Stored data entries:
.....

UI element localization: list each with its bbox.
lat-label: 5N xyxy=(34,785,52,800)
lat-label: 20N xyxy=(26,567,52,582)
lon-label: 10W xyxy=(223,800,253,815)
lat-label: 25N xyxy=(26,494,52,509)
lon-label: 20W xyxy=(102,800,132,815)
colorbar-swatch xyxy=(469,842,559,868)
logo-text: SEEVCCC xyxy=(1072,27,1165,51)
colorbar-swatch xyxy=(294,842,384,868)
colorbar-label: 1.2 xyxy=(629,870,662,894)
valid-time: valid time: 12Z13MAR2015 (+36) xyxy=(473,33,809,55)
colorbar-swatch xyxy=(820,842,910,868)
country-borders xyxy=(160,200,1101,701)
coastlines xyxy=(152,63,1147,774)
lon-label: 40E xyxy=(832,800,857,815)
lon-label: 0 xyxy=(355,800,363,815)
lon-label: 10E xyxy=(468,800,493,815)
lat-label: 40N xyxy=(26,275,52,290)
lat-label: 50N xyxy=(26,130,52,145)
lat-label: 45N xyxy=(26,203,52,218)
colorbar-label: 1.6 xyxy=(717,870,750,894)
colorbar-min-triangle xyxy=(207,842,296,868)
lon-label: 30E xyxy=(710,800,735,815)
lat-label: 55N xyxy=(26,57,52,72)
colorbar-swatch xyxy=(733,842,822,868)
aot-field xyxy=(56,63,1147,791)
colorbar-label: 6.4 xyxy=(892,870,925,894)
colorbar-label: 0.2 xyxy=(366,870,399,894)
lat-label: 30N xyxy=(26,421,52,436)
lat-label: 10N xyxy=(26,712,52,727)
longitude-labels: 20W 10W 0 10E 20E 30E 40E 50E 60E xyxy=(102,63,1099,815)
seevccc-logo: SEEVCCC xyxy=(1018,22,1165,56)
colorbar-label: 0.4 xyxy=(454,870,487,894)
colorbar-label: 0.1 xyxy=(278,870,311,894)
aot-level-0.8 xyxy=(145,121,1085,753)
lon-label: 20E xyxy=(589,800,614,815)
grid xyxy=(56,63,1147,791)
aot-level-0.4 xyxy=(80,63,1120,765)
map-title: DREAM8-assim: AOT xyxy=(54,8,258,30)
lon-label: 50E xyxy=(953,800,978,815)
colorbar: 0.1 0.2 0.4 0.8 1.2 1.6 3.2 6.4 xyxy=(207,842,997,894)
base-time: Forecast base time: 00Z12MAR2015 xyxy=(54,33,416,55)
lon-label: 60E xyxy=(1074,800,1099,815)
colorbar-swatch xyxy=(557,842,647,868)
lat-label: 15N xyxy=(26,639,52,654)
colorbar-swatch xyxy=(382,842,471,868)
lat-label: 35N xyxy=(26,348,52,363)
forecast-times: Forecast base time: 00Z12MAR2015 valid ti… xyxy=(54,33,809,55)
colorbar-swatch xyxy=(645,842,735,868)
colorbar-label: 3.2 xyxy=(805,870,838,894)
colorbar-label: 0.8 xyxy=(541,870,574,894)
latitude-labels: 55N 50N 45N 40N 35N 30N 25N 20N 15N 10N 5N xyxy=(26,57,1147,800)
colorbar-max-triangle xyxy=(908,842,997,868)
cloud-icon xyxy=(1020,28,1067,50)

.....

**Requirements**
Print every line of the stored data entries above again, character for character, without changing, adding, or leaving out anything.

**Answer to the task**
UI element localization: list each with its bbox.
lat-label: 5N xyxy=(34,785,52,800)
lat-label: 20N xyxy=(26,567,52,582)
lon-label: 10W xyxy=(223,800,253,815)
lat-label: 25N xyxy=(26,494,52,509)
lon-label: 20W xyxy=(102,800,132,815)
colorbar-swatch xyxy=(469,842,559,868)
logo-text: SEEVCCC xyxy=(1072,27,1165,51)
colorbar-swatch xyxy=(294,842,384,868)
colorbar-label: 1.2 xyxy=(629,870,662,894)
valid-time: valid time: 12Z13MAR2015 (+36) xyxy=(473,33,809,55)
colorbar-swatch xyxy=(820,842,910,868)
country-borders xyxy=(160,200,1101,701)
coastlines xyxy=(152,63,1147,774)
lon-label: 40E xyxy=(832,800,857,815)
lon-label: 0 xyxy=(355,800,363,815)
lon-label: 10E xyxy=(468,800,493,815)
lat-label: 40N xyxy=(26,275,52,290)
lat-label: 50N xyxy=(26,130,52,145)
lat-label: 45N xyxy=(26,203,52,218)
colorbar-label: 1.6 xyxy=(717,870,750,894)
colorbar-min-triangle xyxy=(207,842,296,868)
lon-label: 30E xyxy=(710,800,735,815)
lat-label: 55N xyxy=(26,57,52,72)
colorbar-swatch xyxy=(733,842,822,868)
aot-field xyxy=(56,63,1147,791)
colorbar-label: 6.4 xyxy=(892,870,925,894)
colorbar-label: 0.2 xyxy=(366,870,399,894)
lat-label: 30N xyxy=(26,421,52,436)
lat-label: 10N xyxy=(26,712,52,727)
longitude-labels: 20W 10W 0 10E 20E 30E 40E 50E 60E xyxy=(102,63,1099,815)
seevccc-logo: SEEVCCC xyxy=(1018,22,1165,56)
colorbar-label: 0.4 xyxy=(454,870,487,894)
colorbar-label: 0.1 xyxy=(278,870,311,894)
aot-level-0.8 xyxy=(145,121,1085,753)
lon-label: 20E xyxy=(589,800,614,815)
grid xyxy=(56,63,1147,791)
aot-level-0.4 xyxy=(80,63,1120,765)
map-title: DREAM8-assim: AOT xyxy=(54,8,258,30)
lon-label: 50E xyxy=(953,800,978,815)
colorbar: 0.1 0.2 0.4 0.8 1.2 1.6 3.2 6.4 xyxy=(207,842,997,894)
base-time: Forecast base time: 00Z12MAR2015 xyxy=(54,33,416,55)
lon-label: 60E xyxy=(1074,800,1099,815)
colorbar-swatch xyxy=(557,842,647,868)
lat-label: 15N xyxy=(26,639,52,654)
colorbar-swatch xyxy=(382,842,471,868)
lat-label: 35N xyxy=(26,348,52,363)
forecast-times: Forecast base time: 00Z12MAR2015 valid ti… xyxy=(54,33,809,55)
colorbar-swatch xyxy=(645,842,735,868)
colorbar-label: 3.2 xyxy=(805,870,838,894)
colorbar-label: 0.8 xyxy=(541,870,574,894)
latitude-labels: 55N 50N 45N 40N 35N 30N 25N 20N 15N 10N 5N xyxy=(26,57,1147,800)
colorbar-max-triangle xyxy=(908,842,997,868)
cloud-icon xyxy=(1020,28,1067,50)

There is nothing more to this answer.